### [WHAT THE TASK REQUIRES]
Find the number of lines containing the string "Total" in the data. Answer with the number by itself.

### [DATA LISTING]
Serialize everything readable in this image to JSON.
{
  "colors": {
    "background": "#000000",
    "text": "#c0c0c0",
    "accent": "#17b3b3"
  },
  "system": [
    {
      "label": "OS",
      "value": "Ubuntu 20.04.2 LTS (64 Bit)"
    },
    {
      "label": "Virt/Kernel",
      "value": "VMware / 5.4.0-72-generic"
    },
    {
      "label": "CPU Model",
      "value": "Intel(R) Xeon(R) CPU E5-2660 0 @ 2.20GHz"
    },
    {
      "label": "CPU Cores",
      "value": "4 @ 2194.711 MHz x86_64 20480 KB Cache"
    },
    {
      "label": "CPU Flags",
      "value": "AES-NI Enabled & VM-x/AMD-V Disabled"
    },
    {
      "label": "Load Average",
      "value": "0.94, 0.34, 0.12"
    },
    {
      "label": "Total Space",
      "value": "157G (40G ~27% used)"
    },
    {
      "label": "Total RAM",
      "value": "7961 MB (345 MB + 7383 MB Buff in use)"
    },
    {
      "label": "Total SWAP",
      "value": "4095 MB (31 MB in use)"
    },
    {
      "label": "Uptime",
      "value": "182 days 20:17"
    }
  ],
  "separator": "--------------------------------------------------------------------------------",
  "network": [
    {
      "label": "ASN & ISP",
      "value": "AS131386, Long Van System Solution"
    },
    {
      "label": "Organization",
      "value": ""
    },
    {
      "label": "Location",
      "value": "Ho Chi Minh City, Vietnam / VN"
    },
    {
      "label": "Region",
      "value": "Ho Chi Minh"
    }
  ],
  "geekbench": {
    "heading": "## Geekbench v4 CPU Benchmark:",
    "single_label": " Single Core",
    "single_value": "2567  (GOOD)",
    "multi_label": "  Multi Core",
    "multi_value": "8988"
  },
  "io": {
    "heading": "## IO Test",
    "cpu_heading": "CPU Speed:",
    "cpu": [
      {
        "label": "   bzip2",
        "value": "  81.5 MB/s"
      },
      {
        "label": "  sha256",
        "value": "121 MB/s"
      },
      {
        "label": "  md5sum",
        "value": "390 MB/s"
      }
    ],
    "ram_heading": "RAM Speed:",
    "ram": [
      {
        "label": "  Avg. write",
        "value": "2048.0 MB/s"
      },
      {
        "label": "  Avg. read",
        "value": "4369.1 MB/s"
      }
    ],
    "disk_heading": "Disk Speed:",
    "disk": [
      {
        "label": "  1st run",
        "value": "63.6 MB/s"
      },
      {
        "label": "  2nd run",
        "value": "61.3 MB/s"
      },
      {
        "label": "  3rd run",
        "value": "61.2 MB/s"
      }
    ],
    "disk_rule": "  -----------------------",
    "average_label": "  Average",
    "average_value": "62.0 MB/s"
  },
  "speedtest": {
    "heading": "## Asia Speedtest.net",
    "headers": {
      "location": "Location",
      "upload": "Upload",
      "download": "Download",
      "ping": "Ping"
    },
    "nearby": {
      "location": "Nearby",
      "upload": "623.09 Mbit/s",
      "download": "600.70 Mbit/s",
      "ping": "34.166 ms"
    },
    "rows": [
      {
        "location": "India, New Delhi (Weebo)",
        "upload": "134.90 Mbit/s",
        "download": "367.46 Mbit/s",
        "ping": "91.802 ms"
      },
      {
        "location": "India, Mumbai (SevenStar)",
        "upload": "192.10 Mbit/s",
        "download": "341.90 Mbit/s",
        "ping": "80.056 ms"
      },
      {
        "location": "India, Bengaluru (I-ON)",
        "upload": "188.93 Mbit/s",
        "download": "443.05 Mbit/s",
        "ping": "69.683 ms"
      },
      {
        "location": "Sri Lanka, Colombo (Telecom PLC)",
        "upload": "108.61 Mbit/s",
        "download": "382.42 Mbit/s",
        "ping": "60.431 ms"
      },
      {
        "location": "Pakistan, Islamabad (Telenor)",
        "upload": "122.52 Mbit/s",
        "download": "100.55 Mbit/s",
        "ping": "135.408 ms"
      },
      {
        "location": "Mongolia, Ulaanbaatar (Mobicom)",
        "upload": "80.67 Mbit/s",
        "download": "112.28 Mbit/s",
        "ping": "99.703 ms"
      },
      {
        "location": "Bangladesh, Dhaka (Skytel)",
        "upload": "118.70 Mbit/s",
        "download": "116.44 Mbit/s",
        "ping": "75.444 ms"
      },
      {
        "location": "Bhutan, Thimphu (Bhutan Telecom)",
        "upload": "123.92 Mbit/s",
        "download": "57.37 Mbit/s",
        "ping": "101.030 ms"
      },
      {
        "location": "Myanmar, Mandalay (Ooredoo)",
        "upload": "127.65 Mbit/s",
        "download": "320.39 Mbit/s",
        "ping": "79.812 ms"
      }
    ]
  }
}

### [IN RESPONSE]
3